Problem requirements.
The entries below need to be written out exactly, with no pictures included.

[Extracted data entries]
— Begin —
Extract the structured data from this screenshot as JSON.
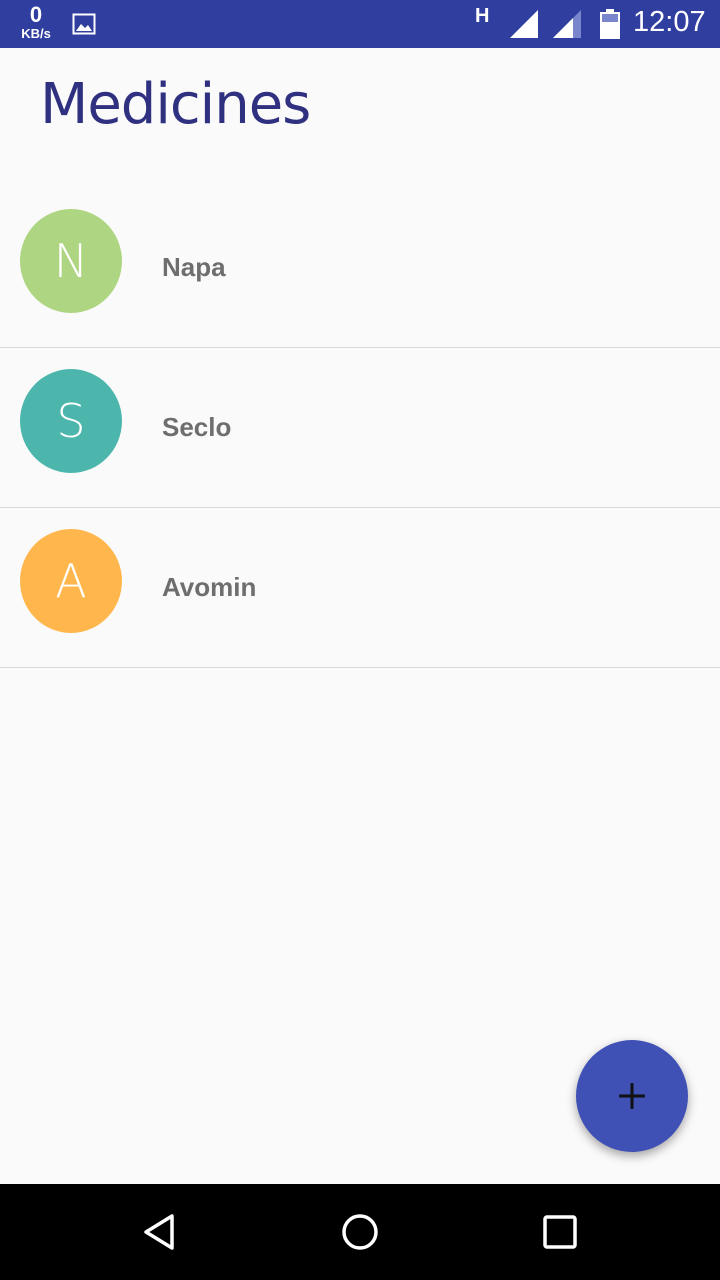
{
  "status_bar": {
    "speed_value": "0",
    "speed_unit": "KB/s",
    "network_type": "H",
    "time": "12:07",
    "icons": [
      "image-icon",
      "signal-icon",
      "signal-icon",
      "battery-icon"
    ]
  },
  "page": {
    "title": "Medicines"
  },
  "medicines": [
    {
      "initial": "N",
      "name": "Napa",
      "color": "#AED581"
    },
    {
      "initial": "S",
      "name": "Seclo",
      "color": "#4DB6AC"
    },
    {
      "initial": "A",
      "name": "Avomin",
      "color": "#FFB74D"
    }
  ],
  "fab": {
    "icon": "plus-icon",
    "color": "#3F51B5"
  },
  "nav_bar": {
    "icons": [
      "back-icon",
      "home-icon",
      "recents-icon"
    ]
  },
  "colors": {
    "status_bar": "#303F9F",
    "title": "#303080",
    "background": "#FAFAFA"
  }
}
— End —
Solution to this task.
Extract the structured data from this screenshot as JSON.
{
  "status_bar": {
    "speed_value": "0",
    "speed_unit": "KB/s",
    "network_type": "H",
    "time": "12:07",
    "icons": [
      "image-icon",
      "signal-icon",
      "signal-icon",
      "battery-icon"
    ]
  },
  "page": {
    "title": "Medicines"
  },
  "medicines": [
    {
      "initial": "N",
      "name": "Napa",
      "color": "#AED581"
    },
    {
      "initial": "S",
      "name": "Seclo",
      "color": "#4DB6AC"
    },
    {
      "initial": "A",
      "name": "Avomin",
      "color": "#FFB74D"
    }
  ],
  "fab": {
    "icon": "plus-icon",
    "color": "#3F51B5"
  },
  "nav_bar": {
    "icons": [
      "back-icon",
      "home-icon",
      "recents-icon"
    ]
  },
  "colors": {
    "status_bar": "#303F9F",
    "title": "#303080",
    "background": "#FAFAFA"
  }
}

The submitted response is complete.